● **Records to use**

=====

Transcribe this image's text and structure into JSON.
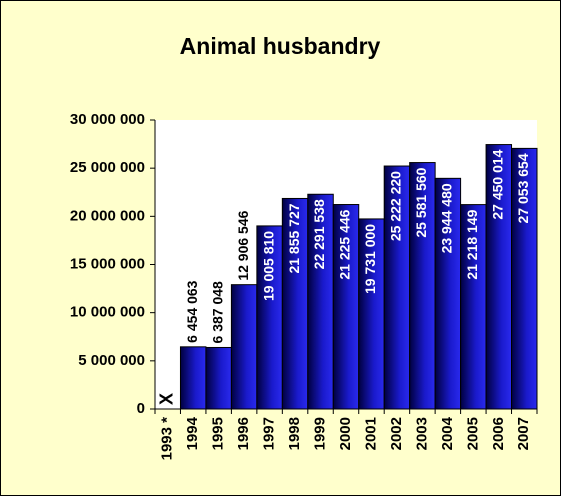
{
  "chart_data": {
    "type": "bar",
    "title": "Animal husbandry",
    "categories": [
      "1993 *",
      "1994",
      "1995",
      "1996",
      "1997",
      "1998",
      "1999",
      "2000",
      "2001",
      "2002",
      "2003",
      "2004",
      "2005",
      "2006",
      "2007"
    ],
    "values": [
      null,
      6454063,
      6387048,
      12906546,
      19005810,
      21855727,
      22291538,
      21225446,
      19731000,
      25222220,
      25581560,
      23944480,
      21218149,
      27450014,
      27053654
    ],
    "value_labels": [
      "X",
      "6 454 063",
      "6 387 048",
      "12 906 546",
      "19 005 810",
      "21 855 727",
      "22 291 538",
      "21 225 446",
      "19 731 000",
      "25 222 220",
      "25 581 560",
      "23 944 480",
      "21 218 149",
      "27 450 014",
      "27 053 654"
    ],
    "color": "#0000aa",
    "ylim": [
      0,
      30000000
    ],
    "yticks": [
      {
        "value": 0,
        "label": "0"
      },
      {
        "value": 5000000,
        "label": "5 000 000"
      },
      {
        "value": 10000000,
        "label": "10 000 000"
      },
      {
        "value": 15000000,
        "label": "15 000 000"
      },
      {
        "value": 20000000,
        "label": "20 000 000"
      },
      {
        "value": 25000000,
        "label": "25 000 000"
      },
      {
        "value": 30000000,
        "label": "30 000 000"
      }
    ],
    "grid": false
  }
}
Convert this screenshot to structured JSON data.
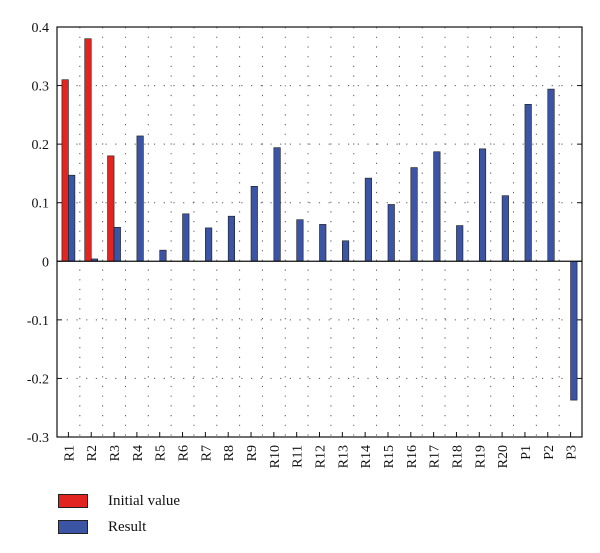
{
  "chart_data": {
    "type": "bar",
    "categories": [
      "R1",
      "R2",
      "R3",
      "R4",
      "R5",
      "R6",
      "R7",
      "R8",
      "R9",
      "R10",
      "R11",
      "R12",
      "R13",
      "R14",
      "R15",
      "R16",
      "R17",
      "R18",
      "R19",
      "R20",
      "P1",
      "P2",
      "P3"
    ],
    "series": [
      {
        "name": "Initial value",
        "color": "#e32521",
        "values": [
          0.31,
          0.38,
          0.18,
          null,
          null,
          null,
          null,
          null,
          null,
          null,
          null,
          null,
          null,
          null,
          null,
          null,
          null,
          null,
          null,
          null,
          null,
          null,
          null
        ]
      },
      {
        "name": "Result",
        "color": "#3b54a4",
        "values": [
          0.147,
          0.004,
          0.058,
          0.214,
          0.019,
          0.081,
          0.057,
          0.077,
          0.128,
          0.194,
          0.071,
          0.063,
          0.035,
          0.142,
          0.097,
          0.16,
          0.187,
          0.061,
          0.192,
          0.112,
          0.268,
          0.294,
          -0.237
        ]
      }
    ],
    "yticks": [
      "0.4",
      "0.3",
      "0.2",
      "0.1",
      "0",
      "-0.1",
      "-0.2",
      "-0.3"
    ],
    "ytick_values": [
      0.4,
      0.3,
      0.2,
      0.1,
      0,
      -0.1,
      -0.2,
      -0.3
    ],
    "ylim": [
      -0.3,
      0.4
    ],
    "grid": true,
    "legend_position": "bottom-left",
    "title": "",
    "xlabel": "",
    "ylabel": ""
  },
  "legend": {
    "items": [
      {
        "label": "Initial value",
        "color": "#e32521"
      },
      {
        "label": "Result",
        "color": "#3b54a4"
      }
    ]
  }
}
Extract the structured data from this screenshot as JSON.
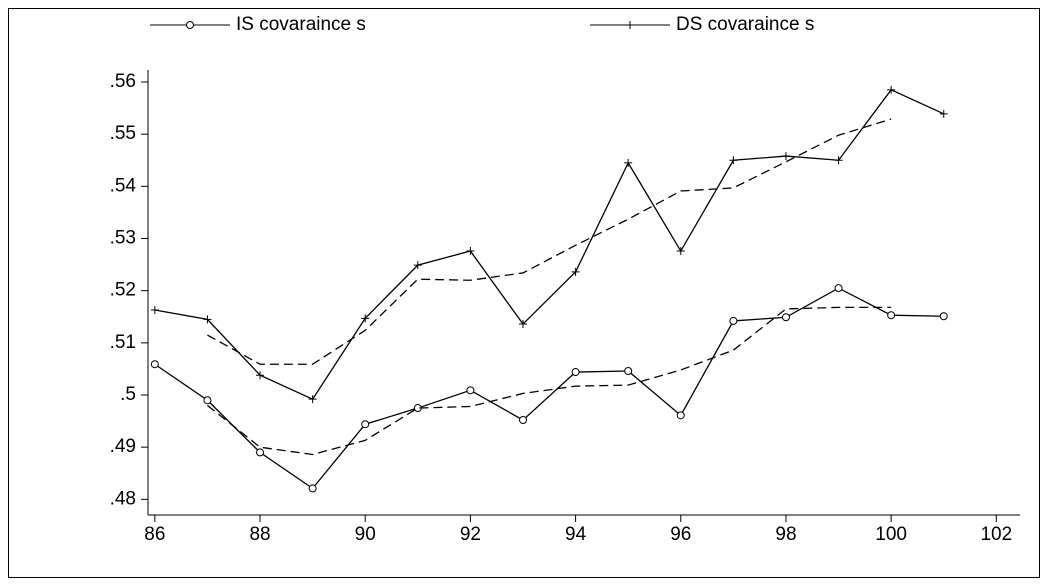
{
  "chart_data": {
    "type": "line",
    "x": [
      86,
      87,
      88,
      89,
      90,
      91,
      92,
      93,
      94,
      95,
      96,
      97,
      98,
      99,
      100,
      101
    ],
    "series": [
      {
        "name": "IS covaraince s",
        "color": "#000000",
        "marker": "circle",
        "values": [
          0.5059,
          0.499,
          0.489,
          0.4821,
          0.4944,
          0.4975,
          0.5009,
          0.4952,
          0.5044,
          0.5046,
          0.4961,
          0.5142,
          0.5149,
          0.5205,
          0.5153,
          0.5151
        ]
      },
      {
        "name": "DS covaraince s",
        "color": "#000000",
        "marker": "plus",
        "values": [
          0.5163,
          0.5145,
          0.5038,
          0.4992,
          0.5147,
          0.5249,
          0.5276,
          0.5136,
          0.5236,
          0.5445,
          0.5276,
          0.545,
          0.5458,
          0.545,
          0.5585,
          0.5539
        ]
      },
      {
        "color": "#000000",
        "dashed": true,
        "values": [
          null,
          0.498,
          0.49,
          0.4886,
          0.4913,
          0.4975,
          0.4978,
          0.5003,
          0.5017,
          0.5019,
          0.5048,
          0.5086,
          0.5165,
          0.5168,
          0.5168,
          null
        ]
      },
      {
        "color": "#000000",
        "dashed": true,
        "values": [
          null,
          0.5115,
          0.5059,
          0.5059,
          0.5124,
          0.5222,
          0.522,
          0.5234,
          0.5287,
          0.5337,
          0.5391,
          0.5397,
          0.5447,
          0.5498,
          0.5529,
          null
        ]
      }
    ],
    "xlim": [
      85.87,
      102.45
    ],
    "xticks": [
      86,
      88,
      90,
      92,
      94,
      96,
      98,
      100,
      102
    ],
    "ylim": [
      0.477,
      0.5623
    ],
    "yticks": [
      {
        "value": 0.48,
        "label": ".48"
      },
      {
        "value": 0.49,
        "label": ".49"
      },
      {
        "value": 0.5,
        "label": ".5"
      },
      {
        "value": 0.51,
        "label": ".51"
      },
      {
        "value": 0.52,
        "label": ".52"
      },
      {
        "value": 0.53,
        "label": ".53"
      },
      {
        "value": 0.54,
        "label": ".54"
      },
      {
        "value": 0.55,
        "label": ".55"
      },
      {
        "value": 0.56,
        "label": ".56"
      }
    ],
    "legend": "top"
  }
}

=====

● **Problem description**
Print every entry above again without changing a word, and omit the pictures.

● **Result for this task**
Transcribe this image's text and structure into JSON.
{
  "chart_data": {
    "type": "bar",
    "title": "Animal husbandry",
    "categories": [
      "1993 *",
      "1994",
      "1995",
      "1996",
      "1997",
      "1998",
      "1999",
      "2000",
      "2001",
      "2002",
      "2003",
      "2004",
      "2005",
      "2006",
      "2007"
    ],
    "values": [
      null,
      6454063,
      6387048,
      12906546,
      19005810,
      21855727,
      22291538,
      21225446,
      19731000,
      25222220,
      25581560,
      23944480,
      21218149,
      27450014,
      27053654
    ],
    "value_labels": [
      "X",
      "6 454 063",
      "6 387 048",
      "12 906 546",
      "19 005 810",
      "21 855 727",
      "22 291 538",
      "21 225 446",
      "19 731 000",
      "25 222 220",
      "25 581 560",
      "23 944 480",
      "21 218 149",
      "27 450 014",
      "27 053 654"
    ],
    "color": "#0000aa",
    "ylim": [
      0,
      30000000
    ],
    "yticks": [
      {
        "value": 0,
        "label": "0"
      },
      {
        "value": 5000000,
        "label": "5 000 000"
      },
      {
        "value": 10000000,
        "label": "10 000 000"
      },
      {
        "value": 15000000,
        "label": "15 000 000"
      },
      {
        "value": 20000000,
        "label": "20 000 000"
      },
      {
        "value": 25000000,
        "label": "25 000 000"
      },
      {
        "value": 30000000,
        "label": "30 000 000"
      }
    ],
    "grid": false
  }
}
Convert this screenshot to structured JSON data.
{
  "chart_data": {
    "type": "bar",
    "categories": [
      "R1",
      "R2",
      "R3",
      "R4",
      "R5",
      "R6",
      "R7",
      "R8",
      "R9",
      "R10",
      "R11",
      "R12",
      "R13",
      "R14",
      "R15",
      "R16",
      "R17",
      "R18",
      "R19",
      "R20",
      "P1",
      "P2",
      "P3"
    ],
    "series": [
      {
        "name": "Initial value",
        "color": "#e32521",
        "values": [
          0.31,
          0.38,
          0.18,
          null,
          null,
          null,
          null,
          null,
          null,
          null,
          null,
          null,
          null,
          null,
          null,
          null,
          null,
          null,
          null,
          null,
          null,
          null,
          null
        ]
      },
      {
        "name": "Result",
        "color": "#3b54a4",
        "values": [
          0.147,
          0.004,
          0.058,
          0.214,
          0.019,
          0.081,
          0.057,
          0.077,
          0.128,
          0.194,
          0.071,
          0.063,
          0.035,
          0.142,
          0.097,
          0.16,
          0.187,
          0.061,
          0.192,
          0.112,
          0.268,
          0.294,
          -0.237
        ]
      }
    ],
    "yticks": [
      "0.4",
      "0.3",
      "0.2",
      "0.1",
      "0",
      "-0.1",
      "-0.2",
      "-0.3"
    ],
    "ytick_values": [
      0.4,
      0.3,
      0.2,
      0.1,
      0,
      -0.1,
      -0.2,
      -0.3
    ],
    "ylim": [
      -0.3,
      0.4
    ],
    "grid": true,
    "legend_position": "bottom-left",
    "title": "",
    "xlabel": "",
    "ylabel": ""
  },
  "legend": {
    "items": [
      {
        "label": "Initial value",
        "color": "#e32521"
      },
      {
        "label": "Result",
        "color": "#3b54a4"
      }
    ]
  }
}
Extract the structured data from this screenshot as JSON.
{
  "chart_data": {
    "type": "line",
    "x": [
      86,
      87,
      88,
      89,
      90,
      91,
      92,
      93,
      94,
      95,
      96,
      97,
      98,
      99,
      100,
      101
    ],
    "series": [
      {
        "name": "IS covaraince s",
        "color": "#000000",
        "marker": "circle",
        "values": [
          0.5059,
          0.499,
          0.489,
          0.4821,
          0.4944,
          0.4975,
          0.5009,
          0.4952,
          0.5044,
          0.5046,
          0.4961,
          0.5142,
          0.5149,
          0.5205,
          0.5153,
          0.5151
        ]
      },
      {
        "name": "DS covaraince s",
        "color": "#000000",
        "marker": "plus",
        "values": [
          0.5163,
          0.5145,
          0.5038,
          0.4992,
          0.5147,
          0.5249,
          0.5276,
          0.5136,
          0.5236,
          0.5445,
          0.5276,
          0.545,
          0.5458,
          0.545,
          0.5585,
          0.5539
        ]
      },
      {
        "color": "#000000",
        "dashed": true,
        "values": [
          null,
          0.498,
          0.49,
          0.4886,
          0.4913,
          0.4975,
          0.4978,
          0.5003,
          0.5017,
          0.5019,
          0.5048,
          0.5086,
          0.5165,
          0.5168,
          0.5168,
          null
        ]
      },
      {
        "color": "#000000",
        "dashed": true,
        "values": [
          null,
          0.5115,
          0.5059,
          0.5059,
          0.5124,
          0.5222,
          0.522,
          0.5234,
          0.5287,
          0.5337,
          0.5391,
          0.5397,
          0.5447,
          0.5498,
          0.5529,
          null
        ]
      }
    ],
    "xlim": [
      85.87,
      102.45
    ],
    "xticks": [
      86,
      88,
      90,
      92,
      94,
      96,
      98,
      100,
      102
    ],
    "ylim": [
      0.477,
      0.5623
    ],
    "yticks": [
      {
        "value": 0.48,
        "label": ".48"
      },
      {
        "value": 0.49,
        "label": ".49"
      },
      {
        "value": 0.5,
        "label": ".5"
      },
      {
        "value": 0.51,
        "label": ".51"
      },
      {
        "value": 0.52,
        "label": ".52"
      },
      {
        "value": 0.53,
        "label": ".53"
      },
      {
        "value": 0.54,
        "label": ".54"
      },
      {
        "value": 0.55,
        "label": ".55"
      },
      {
        "value": 0.56,
        "label": ".56"
      }
    ],
    "legend": "top"
  }
}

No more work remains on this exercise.